> [AIM OF THE TASK] Extract every entry word for word.

> [ITEMS]

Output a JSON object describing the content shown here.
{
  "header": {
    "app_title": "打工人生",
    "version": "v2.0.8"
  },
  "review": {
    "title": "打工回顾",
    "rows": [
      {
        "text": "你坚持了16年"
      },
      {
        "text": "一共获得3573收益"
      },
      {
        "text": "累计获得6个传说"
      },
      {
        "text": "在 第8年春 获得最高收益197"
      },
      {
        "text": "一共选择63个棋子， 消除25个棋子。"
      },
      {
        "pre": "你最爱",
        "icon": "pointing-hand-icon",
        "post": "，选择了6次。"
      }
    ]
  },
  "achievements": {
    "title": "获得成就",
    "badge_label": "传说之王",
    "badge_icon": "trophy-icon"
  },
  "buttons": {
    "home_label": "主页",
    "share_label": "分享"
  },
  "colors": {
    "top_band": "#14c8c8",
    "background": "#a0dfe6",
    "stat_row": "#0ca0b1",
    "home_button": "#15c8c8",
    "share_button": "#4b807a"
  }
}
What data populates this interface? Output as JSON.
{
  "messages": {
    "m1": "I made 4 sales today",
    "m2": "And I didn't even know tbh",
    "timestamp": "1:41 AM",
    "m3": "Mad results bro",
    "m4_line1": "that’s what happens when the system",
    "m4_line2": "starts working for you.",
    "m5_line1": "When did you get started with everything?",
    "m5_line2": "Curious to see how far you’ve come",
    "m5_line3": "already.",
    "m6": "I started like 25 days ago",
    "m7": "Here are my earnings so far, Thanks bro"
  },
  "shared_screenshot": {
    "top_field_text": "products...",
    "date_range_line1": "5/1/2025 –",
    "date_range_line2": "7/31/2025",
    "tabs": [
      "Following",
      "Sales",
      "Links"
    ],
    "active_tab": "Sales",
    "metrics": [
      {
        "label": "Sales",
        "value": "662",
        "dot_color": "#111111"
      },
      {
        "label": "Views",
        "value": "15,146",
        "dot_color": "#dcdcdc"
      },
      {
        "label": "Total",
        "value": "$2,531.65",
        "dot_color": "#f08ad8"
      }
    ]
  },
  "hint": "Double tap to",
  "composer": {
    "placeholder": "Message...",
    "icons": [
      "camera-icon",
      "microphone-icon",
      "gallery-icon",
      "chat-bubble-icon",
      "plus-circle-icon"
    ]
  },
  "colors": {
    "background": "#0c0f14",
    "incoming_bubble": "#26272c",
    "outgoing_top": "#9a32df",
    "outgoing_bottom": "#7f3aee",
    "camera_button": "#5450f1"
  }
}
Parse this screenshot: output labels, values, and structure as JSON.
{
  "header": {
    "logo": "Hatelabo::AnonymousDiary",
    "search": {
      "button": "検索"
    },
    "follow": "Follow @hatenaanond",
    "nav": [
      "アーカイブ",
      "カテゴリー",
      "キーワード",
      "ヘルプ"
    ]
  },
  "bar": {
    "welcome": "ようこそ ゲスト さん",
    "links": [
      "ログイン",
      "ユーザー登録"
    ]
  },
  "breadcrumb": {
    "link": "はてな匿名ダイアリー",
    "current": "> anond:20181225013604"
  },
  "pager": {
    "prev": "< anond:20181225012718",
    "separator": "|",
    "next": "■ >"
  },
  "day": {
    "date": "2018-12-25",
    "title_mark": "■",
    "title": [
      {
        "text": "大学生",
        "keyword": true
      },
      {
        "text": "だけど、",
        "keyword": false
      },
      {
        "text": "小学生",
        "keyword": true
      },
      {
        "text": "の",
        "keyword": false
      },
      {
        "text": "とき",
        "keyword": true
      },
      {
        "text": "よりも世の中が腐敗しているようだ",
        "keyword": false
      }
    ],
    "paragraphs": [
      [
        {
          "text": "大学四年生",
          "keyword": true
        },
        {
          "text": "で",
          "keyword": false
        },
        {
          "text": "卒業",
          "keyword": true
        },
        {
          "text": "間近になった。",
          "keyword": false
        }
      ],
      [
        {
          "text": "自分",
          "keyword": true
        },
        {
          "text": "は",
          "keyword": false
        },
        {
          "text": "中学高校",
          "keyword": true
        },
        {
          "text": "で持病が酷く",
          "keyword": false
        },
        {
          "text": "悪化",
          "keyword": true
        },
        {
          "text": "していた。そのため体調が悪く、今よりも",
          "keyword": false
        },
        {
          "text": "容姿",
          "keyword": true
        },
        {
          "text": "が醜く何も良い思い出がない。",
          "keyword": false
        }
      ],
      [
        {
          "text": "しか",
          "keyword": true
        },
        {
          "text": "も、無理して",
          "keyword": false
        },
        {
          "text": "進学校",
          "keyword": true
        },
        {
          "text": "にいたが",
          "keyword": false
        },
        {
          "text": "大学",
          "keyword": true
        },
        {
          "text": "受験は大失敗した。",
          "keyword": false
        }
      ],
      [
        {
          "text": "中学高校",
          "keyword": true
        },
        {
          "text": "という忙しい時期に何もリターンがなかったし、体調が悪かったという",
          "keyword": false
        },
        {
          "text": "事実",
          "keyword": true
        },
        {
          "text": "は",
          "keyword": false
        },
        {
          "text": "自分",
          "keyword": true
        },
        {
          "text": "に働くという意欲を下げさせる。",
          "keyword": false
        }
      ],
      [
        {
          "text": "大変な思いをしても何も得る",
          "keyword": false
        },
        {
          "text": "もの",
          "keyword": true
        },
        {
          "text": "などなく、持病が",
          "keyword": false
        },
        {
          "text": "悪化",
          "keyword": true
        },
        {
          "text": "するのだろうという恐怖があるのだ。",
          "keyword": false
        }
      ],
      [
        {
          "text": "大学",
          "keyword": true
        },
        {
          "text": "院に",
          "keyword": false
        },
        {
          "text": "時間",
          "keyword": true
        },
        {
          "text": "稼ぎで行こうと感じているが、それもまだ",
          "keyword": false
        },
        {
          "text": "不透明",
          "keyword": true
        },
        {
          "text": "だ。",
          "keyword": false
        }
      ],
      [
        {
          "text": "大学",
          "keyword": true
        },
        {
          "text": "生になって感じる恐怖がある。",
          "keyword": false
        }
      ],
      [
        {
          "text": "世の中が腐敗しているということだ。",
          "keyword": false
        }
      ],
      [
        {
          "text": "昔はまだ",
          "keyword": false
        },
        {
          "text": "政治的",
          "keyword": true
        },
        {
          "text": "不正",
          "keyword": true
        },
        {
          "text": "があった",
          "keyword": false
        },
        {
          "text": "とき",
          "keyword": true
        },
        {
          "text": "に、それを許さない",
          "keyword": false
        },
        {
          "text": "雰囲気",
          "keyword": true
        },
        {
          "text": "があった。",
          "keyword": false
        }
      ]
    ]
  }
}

> [WRITTEN ANSWER]
Output a JSON object describing the content shown here.
{
  "header": {
    "app_title": "打工人生",
    "version": "v2.0.8"
  },
  "review": {
    "title": "打工回顾",
    "rows": [
      {
        "text": "你坚持了16年"
      },
      {
        "text": "一共获得3573收益"
      },
      {
        "text": "累计获得6个传说"
      },
      {
        "text": "在 第8年春 获得最高收益197"
      },
      {
        "text": "一共选择63个棋子， 消除25个棋子。"
      },
      {
        "pre": "你最爱",
        "icon": "pointing-hand-icon",
        "post": "，选择了6次。"
      }
    ]
  },
  "achievements": {
    "title": "获得成就",
    "badge_label": "传说之王",
    "badge_icon": "trophy-icon"
  },
  "buttons": {
    "home_label": "主页",
    "share_label": "分享"
  },
  "colors": {
    "top_band": "#14c8c8",
    "background": "#a0dfe6",
    "stat_row": "#0ca0b1",
    "home_button": "#15c8c8",
    "share_button": "#4b807a"
  }
}
What data populates this interface? Output as JSON.
{
  "messages": {
    "m1": "I made 4 sales today",
    "m2": "And I didn't even know tbh",
    "timestamp": "1:41 AM",
    "m3": "Mad results bro",
    "m4_line1": "that’s what happens when the system",
    "m4_line2": "starts working for you.",
    "m5_line1": "When did you get started with everything?",
    "m5_line2": "Curious to see how far you’ve come",
    "m5_line3": "already.",
    "m6": "I started like 25 days ago",
    "m7": "Here are my earnings so far, Thanks bro"
  },
  "shared_screenshot": {
    "top_field_text": "products...",
    "date_range_line1": "5/1/2025 –",
    "date_range_line2": "7/31/2025",
    "tabs": [
      "Following",
      "Sales",
      "Links"
    ],
    "active_tab": "Sales",
    "metrics": [
      {
        "label": "Sales",
        "value": "662",
        "dot_color": "#111111"
      },
      {
        "label": "Views",
        "value": "15,146",
        "dot_color": "#dcdcdc"
      },
      {
        "label": "Total",
        "value": "$2,531.65",
        "dot_color": "#f08ad8"
      }
    ]
  },
  "hint": "Double tap to",
  "composer": {
    "placeholder": "Message...",
    "icons": [
      "camera-icon",
      "microphone-icon",
      "gallery-icon",
      "chat-bubble-icon",
      "plus-circle-icon"
    ]
  },
  "colors": {
    "background": "#0c0f14",
    "incoming_bubble": "#26272c",
    "outgoing_top": "#9a32df",
    "outgoing_bottom": "#7f3aee",
    "camera_button": "#5450f1"
  }
}
Parse this screenshot: output labels, values, and structure as JSON.
{
  "header": {
    "logo": "Hatelabo::AnonymousDiary",
    "search": {
      "button": "検索"
    },
    "follow": "Follow @hatenaanond",
    "nav": [
      "アーカイブ",
      "カテゴリー",
      "キーワード",
      "ヘルプ"
    ]
  },
  "bar": {
    "welcome": "ようこそ ゲスト さん",
    "links": [
      "ログイン",
      "ユーザー登録"
    ]
  },
  "breadcrumb": {
    "link": "はてな匿名ダイアリー",
    "current": "> anond:20181225013604"
  },
  "pager": {
    "prev": "< anond:20181225012718",
    "separator": "|",
    "next": "■ >"
  },
  "day": {
    "date": "2018-12-25",
    "title_mark": "■",
    "title": [
      {
        "text": "大学生",
        "keyword": true
      },
      {
        "text": "だけど、",
        "keyword": false
      },
      {
        "text": "小学生",
        "keyword": true
      },
      {
        "text": "の",
        "keyword": false
      },
      {
        "text": "とき",
        "keyword": true
      },
      {
        "text": "よりも世の中が腐敗しているようだ",
        "keyword": false
      }
    ],
    "paragraphs": [
      [
        {
          "text": "大学四年生",
          "keyword": true
        },
        {
          "text": "で",
          "keyword": false
        },
        {
          "text": "卒業",
          "keyword": true
        },
        {
          "text": "間近になった。",
          "keyword": false
        }
      ],
      [
        {
          "text": "自分",
          "keyword": true
        },
        {
          "text": "は",
          "keyword": false
        },
        {
          "text": "中学高校",
          "keyword": true
        },
        {
          "text": "で持病が酷く",
          "keyword": false
        },
        {
          "text": "悪化",
          "keyword": true
        },
        {
          "text": "していた。そのため体調が悪く、今よりも",
          "keyword": false
        },
        {
          "text": "容姿",
          "keyword": true
        },
        {
          "text": "が醜く何も良い思い出がない。",
          "keyword": false
        }
      ],
      [
        {
          "text": "しか",
          "keyword": true
        },
        {
          "text": "も、無理して",
          "keyword": false
        },
        {
          "text": "進学校",
          "keyword": true
        },
        {
          "text": "にいたが",
          "keyword": false
        },
        {
          "text": "大学",
          "keyword": true
        },
        {
          "text": "受験は大失敗した。",
          "keyword": false
        }
      ],
      [
        {
          "text": "中学高校",
          "keyword": true
        },
        {
          "text": "という忙しい時期に何もリターンがなかったし、体調が悪かったという",
          "keyword": false
        },
        {
          "text": "事実",
          "keyword": true
        },
        {
          "text": "は",
          "keyword": false
        },
        {
          "text": "自分",
          "keyword": true
        },
        {
          "text": "に働くという意欲を下げさせる。",
          "keyword": false
        }
      ],
      [
        {
          "text": "大変な思いをしても何も得る",
          "keyword": false
        },
        {
          "text": "もの",
          "keyword": true
        },
        {
          "text": "などなく、持病が",
          "keyword": false
        },
        {
          "text": "悪化",
          "keyword": true
        },
        {
          "text": "するのだろうという恐怖があるのだ。",
          "keyword": false
        }
      ],
      [
        {
          "text": "大学",
          "keyword": true
        },
        {
          "text": "院に",
          "keyword": false
        },
        {
          "text": "時間",
          "keyword": true
        },
        {
          "text": "稼ぎで行こうと感じているが、それもまだ",
          "keyword": false
        },
        {
          "text": "不透明",
          "keyword": true
        },
        {
          "text": "だ。",
          "keyword": false
        }
      ],
      [
        {
          "text": "大学",
          "keyword": true
        },
        {
          "text": "生になって感じる恐怖がある。",
          "keyword": false
        }
      ],
      [
        {
          "text": "世の中が腐敗しているということだ。",
          "keyword": false
        }
      ],
      [
        {
          "text": "昔はまだ",
          "keyword": false
        },
        {
          "text": "政治的",
          "keyword": true
        },
        {
          "text": "不正",
          "keyword": true
        },
        {
          "text": "があった",
          "keyword": false
        },
        {
          "text": "とき",
          "keyword": true
        },
        {
          "text": "に、それを許さない",
          "keyword": false
        },
        {
          "text": "雰囲気",
          "keyword": true
        },
        {
          "text": "があった。",
          "keyword": false
        }
      ]
    ]
  }
}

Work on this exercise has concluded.